* [WRITTEN REQUEST]: Pictures stay out of the copy; restate everything else in the material exactly.

* [EXTRACTED INFORMATION]:
__________

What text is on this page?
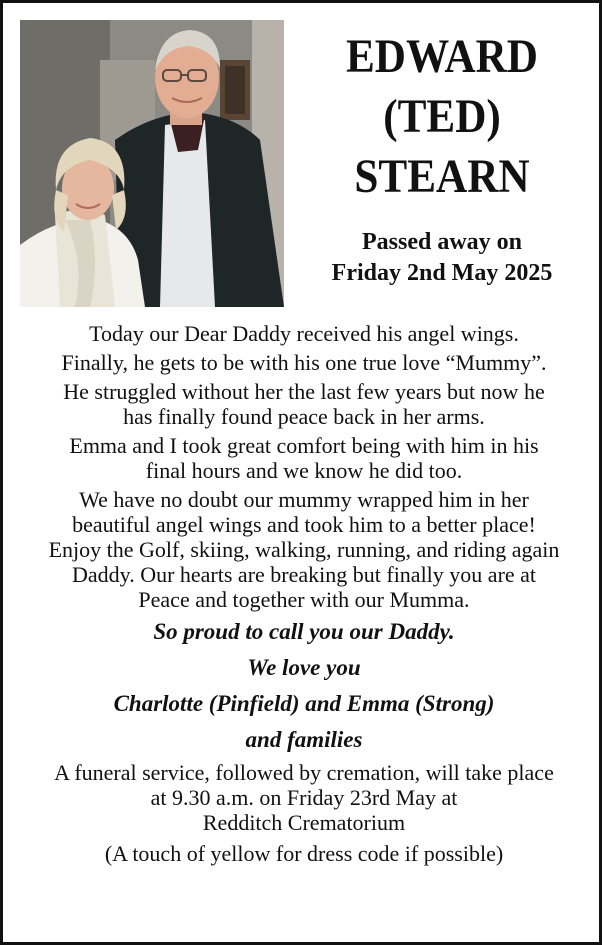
EDWARD
(TED)
STEARN
Passed away on
Friday 2nd May 2025

Today our Dear Daddy received his angel wings.

Finally, he gets to be with his one true love “Mummy”.

He struggled without her the last few years but now he
has finally found peace back in her arms.

Emma and I took great comfort being with him in his
final hours and we know he did too.

We have no doubt our mummy wrapped him in her
beautiful angel wings and took him to a better place!
Enjoy the Golf, skiing, walking, running, and riding again
Daddy. Our hearts are breaking but finally you are at
Peace and together with our Mumma.

So proud to call you our Daddy.

We love you

Charlotte (Pinfield) and Emma (Strong)

and families

A funeral service, followed by cremation, will take place

at 9.30 a.m. on Friday 23rd May at

Redditch Crematorium

(A touch of yellow for dress code if possible)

__________

* [SOLUTION TO THE PROBLEM]:
What text is on this page?
EDWARD
(TED)
STEARN
Passed away on
Friday 2nd May 2025

Today our Dear Daddy received his angel wings.

Finally, he gets to be with his one true love “Mummy”.

He struggled without her the last few years but now he
has finally found peace back in her arms.

Emma and I took great comfort being with him in his
final hours and we know he did too.

We have no doubt our mummy wrapped him in her
beautiful angel wings and took him to a better place!
Enjoy the Golf, skiing, walking, running, and riding again
Daddy. Our hearts are breaking but finally you are at
Peace and together with our Mumma.

So proud to call you our Daddy.

We love you

Charlotte (Pinfield) and Emma (Strong)

and families

A funeral service, followed by cremation, will take place

at 9.30 a.m. on Friday 23rd May at

Redditch Crematorium

(A touch of yellow for dress code if possible)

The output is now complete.